====== Supplied text ======

Gimhae Foreign Language High School (GIMFL; ) is a public, coeducational, college preparatory high school founded in 2006 with the stated aim of "helping students achieve their dreams in becoming future global leaders". It is the only public foreign language school in South Gyeongsang Province province, South Korea, and was co-founded by the Office of Gyeongnam Education and Gimhae city. The school sits at the foot of a flora covered hillside. It is located in the new town of Jangyu, which belongs to Gimhae city and is only a short distance from Busan, and Changwon.

Each summer the Office of Gyeongnam Education and Gimhae city fund full scholarships for special activities such as touring the Ivy League universities of the United States.

Like most schools in Korea, GIMFL's school year begins in March, the second semester begins in September, and graduation takes place in February.

==Admissions==

Students can gain admission to GIMFL by demonstrating ability in a variety of areas, although the most common way students are accepted is through passing GIMFL's own admissions exams, which include an English test and a brief interview. GIMFL applicants are generally in the top 4% of their middle schools. All GIMFL students are selected on their merit, with approximately a 6:1 placement ratio.

==Faculty==

GIMFL's faculty is composed of teachers selectively screened from other public schools within Gyeongnam Province, 5 of which [of whom] hold a PhD. degree, 10 who hold a master's degree, and 4 who have studied abroad in the United States, Canada, or England.

The school also employs native speaking, professional teachers for the non-Korean languages.

==Academics==

Students study core courses such as mathematics, science, history, and the arts, as well as intensive language study of Korean, English, Japanese, and Chinese.

==Extracurricular activities==

Students have a wide variety of extracurricular activities to choose from including the Model United Nations club of GIMFL known as GMUN, debate club, music courses such as band and orchestra, theater club, the Global Leaders Program, SAT classes led by native English speakers, and mountain hikes.

======

## Request
Reproduce the Gimhae Foreign Language High School text above word for word, in full.

====== Rows ======

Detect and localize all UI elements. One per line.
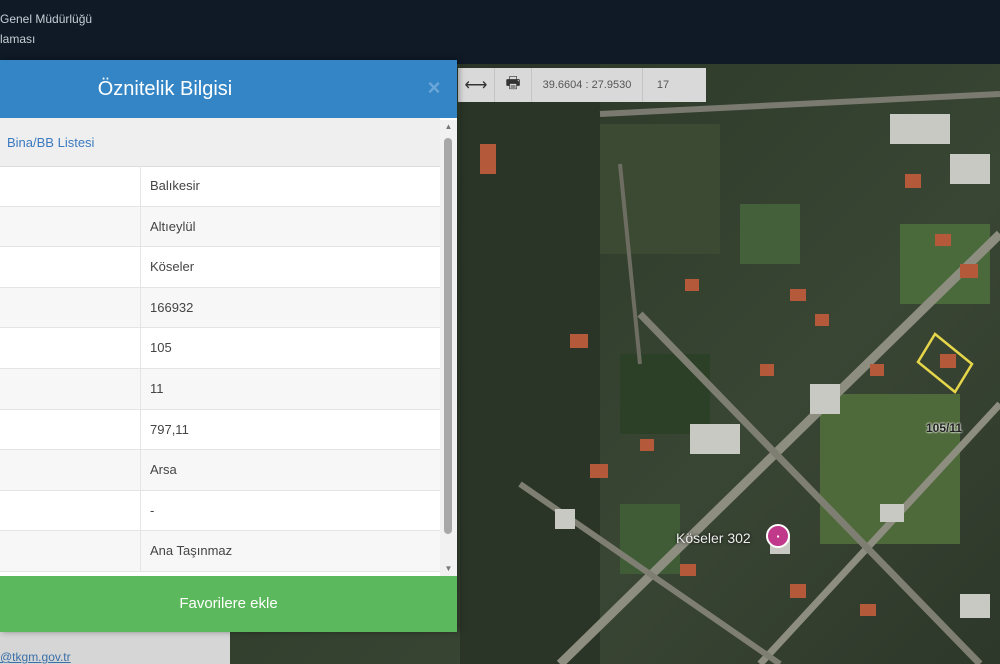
table-row: Balıkesir: [0, 166, 440, 207]
print-icon[interactable]: 🖶: [495, 68, 532, 102]
attribute-table: Balıkesir Altıeylül Köseler 166932 105 1…: [0, 166, 440, 572]
panel-title: Öznitelik Bilgisi: [97, 78, 233, 100]
attribute-key: [0, 368, 141, 409]
attribute-value: Balıkesir: [150, 178, 200, 193]
building-list-link[interactable]: Bina/BB Listesi: [0, 118, 440, 167]
mosque-icon[interactable]: ▪︎: [766, 524, 790, 548]
attribute-key: [0, 247, 141, 287]
attribute-key: [0, 166, 141, 206]
attribute-key: [0, 206, 141, 247]
panel-scrollbar[interactable]: ▲ ▼: [440, 120, 457, 576]
attribute-value: Arsa: [150, 462, 177, 478]
attribute-value: 797,11: [150, 421, 189, 437]
header-title-line2: laması: [0, 32, 36, 46]
close-icon[interactable]: ×: [424, 77, 444, 99]
table-row: 105: [0, 328, 440, 369]
parcel-label[interactable]: 105/11: [926, 421, 962, 435]
attribute-key: [0, 531, 141, 571]
add-to-favorites-button[interactable]: Favorilere ekle: [0, 576, 457, 632]
attribute-key: [0, 409, 141, 450]
table-row: 797,11: [0, 409, 440, 451]
attribute-value: 166932: [150, 299, 194, 315]
scroll-thumb[interactable]: [444, 138, 452, 534]
measure-icon[interactable]: ⟷: [458, 68, 495, 102]
table-row: 11: [0, 368, 440, 410]
building-list-label[interactable]: Bina/BB Listesi: [7, 135, 94, 150]
contact-email-link[interactable]: @tkgm.gov.tr: [0, 650, 71, 664]
attribute-value: Köseler: [150, 259, 195, 275]
attribute-panel: Öznitelik Bilgisi × Bina/BB Listesi Balı…: [0, 60, 457, 632]
attribute-key: [0, 490, 141, 531]
zoom-level: 17: [656, 79, 670, 91]
table-row: Arsa: [0, 450, 440, 491]
attribute-value: 11: [150, 380, 164, 396]
attribute-value: Ana Taşınmaz: [150, 543, 233, 559]
map-toolbar: ⟷ 🖶 39.6604 : 27.9530 17: [458, 68, 706, 102]
table-row: Altıeylül: [0, 206, 440, 248]
place-label: Köseler 302: [676, 530, 751, 546]
header-title-line1: Genel Müdürlüğü: [0, 12, 93, 26]
attribute-value: 105: [150, 340, 172, 356]
app-header: Genel Müdürlüğü laması: [0, 0, 1000, 64]
attribute-value: Altıeylül: [150, 218, 196, 234]
coordinate-readout: 39.6604 : 27.9530: [532, 68, 643, 102]
table-row: 166932: [0, 287, 440, 329]
panel-header: Öznitelik Bilgisi ×: [0, 60, 457, 118]
table-row: Köseler: [0, 247, 440, 288]
panel-body[interactable]: Bina/BB Listesi Balıkesir Altıeylül Köse…: [0, 118, 457, 576]
table-row: Ana Taşınmaz: [0, 531, 440, 572]
attribute-key: [0, 328, 141, 368]
attribute-key: [0, 450, 141, 490]
scroll-down-icon[interactable]: ▼: [440, 562, 457, 576]
footer: @tkgm.gov.tr: [0, 632, 230, 664]
attribute-key: [0, 287, 141, 328]
table-row: -: [0, 490, 440, 532]
attribute-value: -: [150, 502, 155, 518]
scroll-up-icon[interactable]: ▲: [440, 120, 457, 134]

======

## Reply to the exercise
Gimhae Foreign Language High School (GIMFL; ) is a public, coeducational, college preparatory high school founded in 2006 with the stated aim of "helping students achieve their dreams in becoming future global leaders". It is the only public foreign language school in South Gyeongsang Province province, South Korea, and was co-founded by the Office of Gyeongnam Education and Gimhae city. The school sits at the foot of a flora covered hillside. It is located in the new town of Jangyu, which belongs to Gimhae city and is only a short distance from Busan, and Changwon.

Each summer the Office of Gyeongnam Education and Gimhae city fund full scholarships for special activities such as touring the Ivy League universities of the United States.

Like most schools in Korea, GIMFL's school year begins in March, the second semester begins in September, and graduation takes place in February.

==Admissions==

Students can gain admission to GIMFL by demonstrating ability in a variety of areas, although the most common way students are accepted is through passing GIMFL's own admissions exams, which include an English test and a brief interview. GIMFL applicants are generally in the top 4% of their middle schools. All GIMFL students are selected on their merit, with approximately a 6:1 placement ratio.

==Faculty==

GIMFL's faculty is composed of teachers selectively screened from other public schools within Gyeongnam Province, 5 of which [of whom] hold a PhD. degree, 10 who hold a master's degree, and 4 who have studied abroad in the United States, Canada, or England.

The school also employs native speaking, professional teachers for the non-Korean languages.

==Academics==

Students study core courses such as mathematics, science, history, and the arts, as well as intensive language study of Korean, English, Japanese, and Chinese.

==Extracurricular activities==

Students have a wide variety of extracurricular activities to choose from including the Model United Nations club of GIMFL known as GMUN, debate club, music courses such as band and orchestra, theater club, the Global Leaders Program, SAT classes led by native English speakers, and mountain hikes.